### Exercise details
Out of the lines in this data, how many include "della"? Give the number and nothing else.

-- begin --

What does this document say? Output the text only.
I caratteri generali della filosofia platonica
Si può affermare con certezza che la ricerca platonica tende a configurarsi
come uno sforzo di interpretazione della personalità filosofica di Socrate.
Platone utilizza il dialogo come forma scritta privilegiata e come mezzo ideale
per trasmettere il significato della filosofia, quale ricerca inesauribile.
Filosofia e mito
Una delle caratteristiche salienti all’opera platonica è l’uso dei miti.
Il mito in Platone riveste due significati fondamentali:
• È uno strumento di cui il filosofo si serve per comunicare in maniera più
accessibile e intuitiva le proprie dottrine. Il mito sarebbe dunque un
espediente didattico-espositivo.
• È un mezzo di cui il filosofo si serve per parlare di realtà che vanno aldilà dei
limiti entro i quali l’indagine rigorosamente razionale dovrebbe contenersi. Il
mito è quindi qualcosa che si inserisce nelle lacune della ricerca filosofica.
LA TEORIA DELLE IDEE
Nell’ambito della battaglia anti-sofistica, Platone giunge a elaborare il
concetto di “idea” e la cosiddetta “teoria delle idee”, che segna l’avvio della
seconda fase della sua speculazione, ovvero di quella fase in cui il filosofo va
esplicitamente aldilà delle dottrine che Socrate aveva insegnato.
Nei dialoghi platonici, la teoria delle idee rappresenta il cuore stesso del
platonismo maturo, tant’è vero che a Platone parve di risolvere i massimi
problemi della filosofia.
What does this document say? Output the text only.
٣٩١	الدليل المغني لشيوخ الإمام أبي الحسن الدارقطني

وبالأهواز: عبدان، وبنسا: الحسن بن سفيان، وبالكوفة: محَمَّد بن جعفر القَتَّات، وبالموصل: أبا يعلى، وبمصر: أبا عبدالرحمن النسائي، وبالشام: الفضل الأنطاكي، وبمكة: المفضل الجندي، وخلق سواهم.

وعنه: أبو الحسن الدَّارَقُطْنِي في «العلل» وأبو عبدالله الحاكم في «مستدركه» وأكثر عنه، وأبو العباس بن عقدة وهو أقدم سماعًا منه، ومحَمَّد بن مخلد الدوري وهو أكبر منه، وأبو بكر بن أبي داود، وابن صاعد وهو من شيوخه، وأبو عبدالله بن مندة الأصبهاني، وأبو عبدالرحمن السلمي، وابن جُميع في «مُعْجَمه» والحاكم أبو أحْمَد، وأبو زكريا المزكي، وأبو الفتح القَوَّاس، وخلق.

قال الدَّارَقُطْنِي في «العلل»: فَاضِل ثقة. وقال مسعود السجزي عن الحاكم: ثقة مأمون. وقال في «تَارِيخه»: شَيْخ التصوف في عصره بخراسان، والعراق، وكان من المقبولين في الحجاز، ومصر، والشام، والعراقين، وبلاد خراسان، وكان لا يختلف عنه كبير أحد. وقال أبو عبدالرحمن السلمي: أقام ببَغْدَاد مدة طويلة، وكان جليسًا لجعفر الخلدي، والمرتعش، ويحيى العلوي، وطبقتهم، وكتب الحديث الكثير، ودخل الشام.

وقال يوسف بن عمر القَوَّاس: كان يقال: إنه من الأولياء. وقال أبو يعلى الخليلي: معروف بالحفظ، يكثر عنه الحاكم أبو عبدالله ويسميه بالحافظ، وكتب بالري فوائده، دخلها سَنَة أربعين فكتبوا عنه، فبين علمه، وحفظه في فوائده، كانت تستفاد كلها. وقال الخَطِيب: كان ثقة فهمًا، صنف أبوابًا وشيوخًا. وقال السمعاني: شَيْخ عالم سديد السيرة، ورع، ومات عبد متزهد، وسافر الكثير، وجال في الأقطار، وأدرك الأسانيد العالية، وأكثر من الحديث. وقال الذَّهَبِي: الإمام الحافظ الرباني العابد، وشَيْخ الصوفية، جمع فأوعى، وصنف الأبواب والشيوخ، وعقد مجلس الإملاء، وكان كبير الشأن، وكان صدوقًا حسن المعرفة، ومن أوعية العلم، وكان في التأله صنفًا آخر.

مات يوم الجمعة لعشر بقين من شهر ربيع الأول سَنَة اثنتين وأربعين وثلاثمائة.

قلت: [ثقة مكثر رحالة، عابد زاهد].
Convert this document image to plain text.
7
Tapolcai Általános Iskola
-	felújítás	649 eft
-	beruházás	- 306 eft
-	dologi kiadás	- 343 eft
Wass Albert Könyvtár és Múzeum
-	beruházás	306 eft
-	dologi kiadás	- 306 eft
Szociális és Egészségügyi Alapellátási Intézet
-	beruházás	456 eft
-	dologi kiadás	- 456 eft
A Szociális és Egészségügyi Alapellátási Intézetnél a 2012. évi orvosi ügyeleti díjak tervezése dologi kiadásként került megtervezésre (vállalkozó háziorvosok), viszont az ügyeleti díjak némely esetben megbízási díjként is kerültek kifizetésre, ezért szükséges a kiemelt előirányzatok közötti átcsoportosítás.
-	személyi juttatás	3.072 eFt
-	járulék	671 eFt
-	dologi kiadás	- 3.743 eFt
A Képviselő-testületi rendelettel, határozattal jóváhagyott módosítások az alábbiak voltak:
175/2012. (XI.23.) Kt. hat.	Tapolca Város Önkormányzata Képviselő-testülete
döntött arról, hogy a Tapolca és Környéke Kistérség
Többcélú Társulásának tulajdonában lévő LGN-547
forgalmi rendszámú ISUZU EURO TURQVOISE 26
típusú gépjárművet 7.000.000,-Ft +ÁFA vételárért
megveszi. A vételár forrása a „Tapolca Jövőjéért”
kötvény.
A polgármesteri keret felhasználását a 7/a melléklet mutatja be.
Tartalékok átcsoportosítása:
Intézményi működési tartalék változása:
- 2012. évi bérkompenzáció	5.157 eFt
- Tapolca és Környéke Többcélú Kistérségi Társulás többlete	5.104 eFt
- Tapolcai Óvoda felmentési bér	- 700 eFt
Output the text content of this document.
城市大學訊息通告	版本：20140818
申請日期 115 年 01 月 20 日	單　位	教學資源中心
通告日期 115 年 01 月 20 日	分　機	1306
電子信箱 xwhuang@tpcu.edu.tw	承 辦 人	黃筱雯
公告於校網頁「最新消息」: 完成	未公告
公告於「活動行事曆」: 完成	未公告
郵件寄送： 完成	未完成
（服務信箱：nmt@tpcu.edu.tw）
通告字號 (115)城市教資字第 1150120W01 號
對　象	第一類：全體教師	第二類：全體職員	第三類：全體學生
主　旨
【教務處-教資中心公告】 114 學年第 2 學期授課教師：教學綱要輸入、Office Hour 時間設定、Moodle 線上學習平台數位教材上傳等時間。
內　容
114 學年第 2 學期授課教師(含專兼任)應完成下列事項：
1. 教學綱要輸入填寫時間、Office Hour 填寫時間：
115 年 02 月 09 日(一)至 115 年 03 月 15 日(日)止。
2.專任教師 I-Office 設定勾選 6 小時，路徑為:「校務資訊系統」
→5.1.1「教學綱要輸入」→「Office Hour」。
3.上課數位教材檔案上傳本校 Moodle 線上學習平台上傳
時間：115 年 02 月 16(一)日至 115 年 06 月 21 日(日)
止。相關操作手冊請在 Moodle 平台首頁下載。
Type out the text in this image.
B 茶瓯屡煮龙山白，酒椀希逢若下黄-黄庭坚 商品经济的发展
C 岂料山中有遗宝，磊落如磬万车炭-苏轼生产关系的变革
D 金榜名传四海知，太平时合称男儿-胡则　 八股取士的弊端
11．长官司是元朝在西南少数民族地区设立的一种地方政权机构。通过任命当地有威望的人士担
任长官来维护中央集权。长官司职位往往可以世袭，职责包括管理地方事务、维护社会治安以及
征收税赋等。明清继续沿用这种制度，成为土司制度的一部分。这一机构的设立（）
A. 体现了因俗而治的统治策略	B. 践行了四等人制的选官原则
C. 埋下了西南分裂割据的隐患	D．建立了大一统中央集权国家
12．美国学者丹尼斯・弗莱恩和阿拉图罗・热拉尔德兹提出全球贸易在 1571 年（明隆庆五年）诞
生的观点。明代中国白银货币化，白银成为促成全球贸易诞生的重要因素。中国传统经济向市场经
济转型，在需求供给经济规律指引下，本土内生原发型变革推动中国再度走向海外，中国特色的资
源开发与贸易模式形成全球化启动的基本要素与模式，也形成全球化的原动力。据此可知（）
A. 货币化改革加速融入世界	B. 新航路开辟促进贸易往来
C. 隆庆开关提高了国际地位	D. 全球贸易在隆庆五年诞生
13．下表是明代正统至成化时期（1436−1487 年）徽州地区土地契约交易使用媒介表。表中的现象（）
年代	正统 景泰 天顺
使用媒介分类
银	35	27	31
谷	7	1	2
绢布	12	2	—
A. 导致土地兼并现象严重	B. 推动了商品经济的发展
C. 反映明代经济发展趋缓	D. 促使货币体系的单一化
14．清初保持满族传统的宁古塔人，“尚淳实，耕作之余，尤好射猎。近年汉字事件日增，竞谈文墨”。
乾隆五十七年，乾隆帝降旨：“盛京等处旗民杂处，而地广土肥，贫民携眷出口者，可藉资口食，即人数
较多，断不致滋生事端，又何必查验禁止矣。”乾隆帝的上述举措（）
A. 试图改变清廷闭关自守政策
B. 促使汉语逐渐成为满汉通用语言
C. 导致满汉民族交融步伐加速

-- end --

### Solution to this problem
8